What is needed
The records that follow must be repeated verbatim, every one of them.
============
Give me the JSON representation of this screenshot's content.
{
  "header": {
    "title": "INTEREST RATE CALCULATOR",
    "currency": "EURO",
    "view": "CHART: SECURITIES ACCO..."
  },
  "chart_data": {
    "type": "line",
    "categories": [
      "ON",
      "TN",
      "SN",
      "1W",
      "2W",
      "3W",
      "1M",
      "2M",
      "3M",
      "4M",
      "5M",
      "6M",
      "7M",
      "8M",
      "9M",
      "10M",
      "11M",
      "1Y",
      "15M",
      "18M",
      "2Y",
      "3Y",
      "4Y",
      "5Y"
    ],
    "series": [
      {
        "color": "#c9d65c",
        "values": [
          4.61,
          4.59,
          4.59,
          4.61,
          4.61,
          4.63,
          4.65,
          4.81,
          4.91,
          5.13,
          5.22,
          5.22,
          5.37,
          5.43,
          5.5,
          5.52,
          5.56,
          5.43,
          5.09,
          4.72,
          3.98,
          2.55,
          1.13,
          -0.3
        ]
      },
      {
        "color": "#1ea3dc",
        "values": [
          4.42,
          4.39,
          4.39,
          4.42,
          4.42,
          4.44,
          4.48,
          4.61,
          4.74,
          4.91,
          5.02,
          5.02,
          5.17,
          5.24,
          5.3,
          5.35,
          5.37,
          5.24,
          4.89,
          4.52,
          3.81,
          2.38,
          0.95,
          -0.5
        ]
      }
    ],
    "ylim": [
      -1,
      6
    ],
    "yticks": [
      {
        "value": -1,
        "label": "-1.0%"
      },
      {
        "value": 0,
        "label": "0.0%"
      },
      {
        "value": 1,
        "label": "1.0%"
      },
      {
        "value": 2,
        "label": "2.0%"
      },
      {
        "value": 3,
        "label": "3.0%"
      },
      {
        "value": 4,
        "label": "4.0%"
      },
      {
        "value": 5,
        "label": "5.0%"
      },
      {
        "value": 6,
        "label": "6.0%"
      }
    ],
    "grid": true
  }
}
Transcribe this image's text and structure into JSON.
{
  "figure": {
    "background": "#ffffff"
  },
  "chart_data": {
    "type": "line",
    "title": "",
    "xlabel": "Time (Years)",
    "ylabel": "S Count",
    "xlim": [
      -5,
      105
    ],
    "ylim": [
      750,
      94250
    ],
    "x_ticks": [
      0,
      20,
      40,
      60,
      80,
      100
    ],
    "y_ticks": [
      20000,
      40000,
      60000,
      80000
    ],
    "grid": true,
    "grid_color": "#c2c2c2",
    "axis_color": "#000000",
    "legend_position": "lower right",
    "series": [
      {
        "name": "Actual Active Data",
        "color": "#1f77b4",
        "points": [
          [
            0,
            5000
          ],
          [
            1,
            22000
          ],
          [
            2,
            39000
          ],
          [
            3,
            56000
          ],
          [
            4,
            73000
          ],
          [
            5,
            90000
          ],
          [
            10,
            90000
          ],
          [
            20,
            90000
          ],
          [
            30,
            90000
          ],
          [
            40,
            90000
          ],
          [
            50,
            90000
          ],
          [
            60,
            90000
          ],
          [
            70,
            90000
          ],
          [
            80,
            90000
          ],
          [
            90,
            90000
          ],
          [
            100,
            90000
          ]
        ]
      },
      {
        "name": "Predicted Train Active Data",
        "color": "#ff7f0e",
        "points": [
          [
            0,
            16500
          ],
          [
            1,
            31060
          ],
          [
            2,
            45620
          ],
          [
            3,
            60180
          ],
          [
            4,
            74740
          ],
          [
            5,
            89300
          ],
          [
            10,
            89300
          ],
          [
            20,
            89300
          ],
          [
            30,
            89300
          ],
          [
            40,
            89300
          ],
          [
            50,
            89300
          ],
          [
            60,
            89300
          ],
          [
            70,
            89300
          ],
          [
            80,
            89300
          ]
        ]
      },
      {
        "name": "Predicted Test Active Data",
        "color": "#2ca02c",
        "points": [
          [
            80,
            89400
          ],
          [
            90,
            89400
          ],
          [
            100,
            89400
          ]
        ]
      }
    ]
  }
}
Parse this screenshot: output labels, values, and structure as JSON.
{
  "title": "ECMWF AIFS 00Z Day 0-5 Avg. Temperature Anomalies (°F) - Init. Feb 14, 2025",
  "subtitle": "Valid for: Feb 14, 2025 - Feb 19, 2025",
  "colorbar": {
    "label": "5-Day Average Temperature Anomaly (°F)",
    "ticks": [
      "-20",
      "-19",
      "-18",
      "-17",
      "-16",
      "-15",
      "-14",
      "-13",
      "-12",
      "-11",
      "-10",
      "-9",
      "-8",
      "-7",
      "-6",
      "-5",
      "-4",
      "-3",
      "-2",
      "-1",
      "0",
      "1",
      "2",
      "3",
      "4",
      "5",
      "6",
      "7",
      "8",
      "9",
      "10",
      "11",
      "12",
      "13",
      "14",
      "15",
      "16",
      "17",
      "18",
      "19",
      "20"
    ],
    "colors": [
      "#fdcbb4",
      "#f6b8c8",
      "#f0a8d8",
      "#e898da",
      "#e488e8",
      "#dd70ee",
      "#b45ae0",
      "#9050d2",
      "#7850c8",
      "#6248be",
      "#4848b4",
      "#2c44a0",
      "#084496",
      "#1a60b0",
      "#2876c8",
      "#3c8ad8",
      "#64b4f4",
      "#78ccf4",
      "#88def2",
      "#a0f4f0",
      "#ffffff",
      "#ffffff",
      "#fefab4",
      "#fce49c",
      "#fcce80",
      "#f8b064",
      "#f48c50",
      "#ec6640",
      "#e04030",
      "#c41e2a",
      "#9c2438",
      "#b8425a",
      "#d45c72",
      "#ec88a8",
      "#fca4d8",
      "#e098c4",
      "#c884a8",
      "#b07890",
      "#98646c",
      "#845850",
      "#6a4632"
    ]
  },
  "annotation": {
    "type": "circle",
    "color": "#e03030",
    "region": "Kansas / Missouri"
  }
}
============
Right answer
Give me the JSON representation of this screenshot's content.
{
  "header": {
    "title": "INTEREST RATE CALCULATOR",
    "currency": "EURO",
    "view": "CHART: SECURITIES ACCO..."
  },
  "chart_data": {
    "type": "line",
    "categories": [
      "ON",
      "TN",
      "SN",
      "1W",
      "2W",
      "3W",
      "1M",
      "2M",
      "3M",
      "4M",
      "5M",
      "6M",
      "7M",
      "8M",
      "9M",
      "10M",
      "11M",
      "1Y",
      "15M",
      "18M",
      "2Y",
      "3Y",
      "4Y",
      "5Y"
    ],
    "series": [
      {
        "color": "#c9d65c",
        "values": [
          4.61,
          4.59,
          4.59,
          4.61,
          4.61,
          4.63,
          4.65,
          4.81,
          4.91,
          5.13,
          5.22,
          5.22,
          5.37,
          5.43,
          5.5,
          5.52,
          5.56,
          5.43,
          5.09,
          4.72,
          3.98,
          2.55,
          1.13,
          -0.3
        ]
      },
      {
        "color": "#1ea3dc",
        "values": [
          4.42,
          4.39,
          4.39,
          4.42,
          4.42,
          4.44,
          4.48,
          4.61,
          4.74,
          4.91,
          5.02,
          5.02,
          5.17,
          5.24,
          5.3,
          5.35,
          5.37,
          5.24,
          4.89,
          4.52,
          3.81,
          2.38,
          0.95,
          -0.5
        ]
      }
    ],
    "ylim": [
      -1,
      6
    ],
    "yticks": [
      {
        "value": -1,
        "label": "-1.0%"
      },
      {
        "value": 0,
        "label": "0.0%"
      },
      {
        "value": 1,
        "label": "1.0%"
      },
      {
        "value": 2,
        "label": "2.0%"
      },
      {
        "value": 3,
        "label": "3.0%"
      },
      {
        "value": 4,
        "label": "4.0%"
      },
      {
        "value": 5,
        "label": "5.0%"
      },
      {
        "value": 6,
        "label": "6.0%"
      }
    ],
    "grid": true
  }
}
Transcribe this image's text and structure into JSON.
{
  "figure": {
    "background": "#ffffff"
  },
  "chart_data": {
    "type": "line",
    "title": "",
    "xlabel": "Time (Years)",
    "ylabel": "S Count",
    "xlim": [
      -5,
      105
    ],
    "ylim": [
      750,
      94250
    ],
    "x_ticks": [
      0,
      20,
      40,
      60,
      80,
      100
    ],
    "y_ticks": [
      20000,
      40000,
      60000,
      80000
    ],
    "grid": true,
    "grid_color": "#c2c2c2",
    "axis_color": "#000000",
    "legend_position": "lower right",
    "series": [
      {
        "name": "Actual Active Data",
        "color": "#1f77b4",
        "points": [
          [
            0,
            5000
          ],
          [
            1,
            22000
          ],
          [
            2,
            39000
          ],
          [
            3,
            56000
          ],
          [
            4,
            73000
          ],
          [
            5,
            90000
          ],
          [
            10,
            90000
          ],
          [
            20,
            90000
          ],
          [
            30,
            90000
          ],
          [
            40,
            90000
          ],
          [
            50,
            90000
          ],
          [
            60,
            90000
          ],
          [
            70,
            90000
          ],
          [
            80,
            90000
          ],
          [
            90,
            90000
          ],
          [
            100,
            90000
          ]
        ]
      },
      {
        "name": "Predicted Train Active Data",
        "color": "#ff7f0e",
        "points": [
          [
            0,
            16500
          ],
          [
            1,
            31060
          ],
          [
            2,
            45620
          ],
          [
            3,
            60180
          ],
          [
            4,
            74740
          ],
          [
            5,
            89300
          ],
          [
            10,
            89300
          ],
          [
            20,
            89300
          ],
          [
            30,
            89300
          ],
          [
            40,
            89300
          ],
          [
            50,
            89300
          ],
          [
            60,
            89300
          ],
          [
            70,
            89300
          ],
          [
            80,
            89300
          ]
        ]
      },
      {
        "name": "Predicted Test Active Data",
        "color": "#2ca02c",
        "points": [
          [
            80,
            89400
          ],
          [
            90,
            89400
          ],
          [
            100,
            89400
          ]
        ]
      }
    ]
  }
}
Parse this screenshot: output labels, values, and structure as JSON.
{
  "title": "ECMWF AIFS 00Z Day 0-5 Avg. Temperature Anomalies (°F) - Init. Feb 14, 2025",
  "subtitle": "Valid for: Feb 14, 2025 - Feb 19, 2025",
  "colorbar": {
    "label": "5-Day Average Temperature Anomaly (°F)",
    "ticks": [
      "-20",
      "-19",
      "-18",
      "-17",
      "-16",
      "-15",
      "-14",
      "-13",
      "-12",
      "-11",
      "-10",
      "-9",
      "-8",
      "-7",
      "-6",
      "-5",
      "-4",
      "-3",
      "-2",
      "-1",
      "0",
      "1",
      "2",
      "3",
      "4",
      "5",
      "6",
      "7",
      "8",
      "9",
      "10",
      "11",
      "12",
      "13",
      "14",
      "15",
      "16",
      "17",
      "18",
      "19",
      "20"
    ],
    "colors": [
      "#fdcbb4",
      "#f6b8c8",
      "#f0a8d8",
      "#e898da",
      "#e488e8",
      "#dd70ee",
      "#b45ae0",
      "#9050d2",
      "#7850c8",
      "#6248be",
      "#4848b4",
      "#2c44a0",
      "#084496",
      "#1a60b0",
      "#2876c8",
      "#3c8ad8",
      "#64b4f4",
      "#78ccf4",
      "#88def2",
      "#a0f4f0",
      "#ffffff",
      "#ffffff",
      "#fefab4",
      "#fce49c",
      "#fcce80",
      "#f8b064",
      "#f48c50",
      "#ec6640",
      "#e04030",
      "#c41e2a",
      "#9c2438",
      "#b8425a",
      "#d45c72",
      "#ec88a8",
      "#fca4d8",
      "#e098c4",
      "#c884a8",
      "#b07890",
      "#98646c",
      "#845850",
      "#6a4632"
    ]
  },
  "annotation": {
    "type": "circle",
    "color": "#e03030",
    "region": "Kansas / Missouri"
  }
}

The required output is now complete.